**Exercise directions**
Continue the Jude Law blog post from where it stops.

**Text shown**
= Beginning of Section =

It’s been a while since we’ve had a good old-fashioned Monday Hotness and I thought I’d go for a pretty boy this time.
When Jude Law first came to my attention, he was the gorgeous golden cad in The Talented Mr Ripley, I remember going “WHO is THAT?” People like that don’t exist outside Evelyn Waugh novels. Historically I’ve never been a sucker for a pretty face, but this is a PRETTY FACE. Also? He’s secretly in love with me. True story. *
“Gwynnie lamb, I don’t want to be a pest but I think you’re stabbing me with your elbow. I said you’re a very nice girl, but I can’t be with a woman who thinks eating lawn is a good idea. Lawn is not food. Lawn is what food eats. I need a real woman. A woman with several deviled egg plates and more than one type of bacon in her refrigerator at any given time.”
“Oh Miss Plumcake, come to me. I need the sweet healing love of a fat Episcopalian girl who might be the only natural born American who can brew a decent cup of tea. We will lie in bed listening to the Crab Canon and playing chess while I nibble your ankle.”

= End of Section =

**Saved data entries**
= Beginning of Section =

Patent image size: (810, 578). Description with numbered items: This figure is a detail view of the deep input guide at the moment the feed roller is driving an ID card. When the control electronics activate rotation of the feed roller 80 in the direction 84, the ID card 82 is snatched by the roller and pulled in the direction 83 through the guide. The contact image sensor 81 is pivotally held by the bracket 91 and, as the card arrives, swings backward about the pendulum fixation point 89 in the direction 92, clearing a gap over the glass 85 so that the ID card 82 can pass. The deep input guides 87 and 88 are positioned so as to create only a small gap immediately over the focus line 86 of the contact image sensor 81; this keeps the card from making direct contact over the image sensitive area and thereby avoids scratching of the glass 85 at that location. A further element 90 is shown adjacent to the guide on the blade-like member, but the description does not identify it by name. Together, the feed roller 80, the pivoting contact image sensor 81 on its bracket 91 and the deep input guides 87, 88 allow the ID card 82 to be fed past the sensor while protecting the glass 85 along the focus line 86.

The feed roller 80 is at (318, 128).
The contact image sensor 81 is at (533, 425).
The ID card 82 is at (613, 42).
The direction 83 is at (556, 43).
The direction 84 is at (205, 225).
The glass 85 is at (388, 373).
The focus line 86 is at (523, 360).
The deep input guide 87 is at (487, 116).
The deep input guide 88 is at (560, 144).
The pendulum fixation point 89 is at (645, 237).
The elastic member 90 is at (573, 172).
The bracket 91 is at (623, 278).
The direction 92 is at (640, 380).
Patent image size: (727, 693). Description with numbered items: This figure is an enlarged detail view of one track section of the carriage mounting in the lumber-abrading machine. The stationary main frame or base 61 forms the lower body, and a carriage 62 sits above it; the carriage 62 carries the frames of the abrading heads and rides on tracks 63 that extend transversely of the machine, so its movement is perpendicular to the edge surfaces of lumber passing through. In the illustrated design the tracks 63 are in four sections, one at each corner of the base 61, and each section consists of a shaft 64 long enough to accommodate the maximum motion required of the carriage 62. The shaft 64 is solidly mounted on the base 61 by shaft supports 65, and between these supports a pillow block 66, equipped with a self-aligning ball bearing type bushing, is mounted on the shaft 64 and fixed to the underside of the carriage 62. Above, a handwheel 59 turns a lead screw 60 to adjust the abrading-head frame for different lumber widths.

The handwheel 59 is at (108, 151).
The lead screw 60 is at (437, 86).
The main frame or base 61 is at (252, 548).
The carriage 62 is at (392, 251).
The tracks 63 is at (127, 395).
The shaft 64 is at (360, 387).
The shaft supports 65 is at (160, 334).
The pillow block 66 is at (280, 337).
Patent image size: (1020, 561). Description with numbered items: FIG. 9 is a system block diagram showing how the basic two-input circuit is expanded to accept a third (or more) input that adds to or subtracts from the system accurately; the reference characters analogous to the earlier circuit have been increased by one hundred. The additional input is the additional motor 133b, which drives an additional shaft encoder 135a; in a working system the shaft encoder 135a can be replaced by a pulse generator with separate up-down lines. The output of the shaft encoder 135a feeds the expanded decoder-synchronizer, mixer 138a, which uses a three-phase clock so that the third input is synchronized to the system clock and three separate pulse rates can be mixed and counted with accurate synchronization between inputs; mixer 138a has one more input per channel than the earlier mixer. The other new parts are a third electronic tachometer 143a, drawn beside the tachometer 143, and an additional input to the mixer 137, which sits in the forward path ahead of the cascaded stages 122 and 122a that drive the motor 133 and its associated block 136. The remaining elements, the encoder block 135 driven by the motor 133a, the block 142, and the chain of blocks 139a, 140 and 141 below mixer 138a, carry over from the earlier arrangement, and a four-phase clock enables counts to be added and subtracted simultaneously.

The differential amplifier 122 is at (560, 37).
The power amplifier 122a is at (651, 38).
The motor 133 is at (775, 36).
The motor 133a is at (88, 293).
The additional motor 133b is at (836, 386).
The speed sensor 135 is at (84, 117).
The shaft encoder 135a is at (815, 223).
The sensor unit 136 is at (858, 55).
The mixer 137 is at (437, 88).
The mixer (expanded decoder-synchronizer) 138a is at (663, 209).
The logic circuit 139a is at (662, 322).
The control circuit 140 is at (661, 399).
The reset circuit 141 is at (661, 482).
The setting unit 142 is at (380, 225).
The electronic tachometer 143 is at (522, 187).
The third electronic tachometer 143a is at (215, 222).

= End of Section =

**Result of the task**
“What my darling? No Bach? Even though the calendar very clearly indicates Bachtober started several days ago? Suit yourself, but I shall grab my lip and be abashed. Shall I take off my pants?”
“I know my sweet, I too am sometimes perplexed as to how my lips can be so perfect. I see you are confused. Perhaps you would like to caress my chin dimple and discuss whether I might possibly be wearing too much blusher.”
“Do you admire my shirt studs? Stephen Fry put them on with his teeth. He said that was the traditional way. Was he mistaken? Never mind. Don’t you think this inexplicably salmon waistcoat would look better crumpled elegantly on your bedroom floor, or perhaps the local public tennis courts after posted hours? So do I, darling. Let us off.”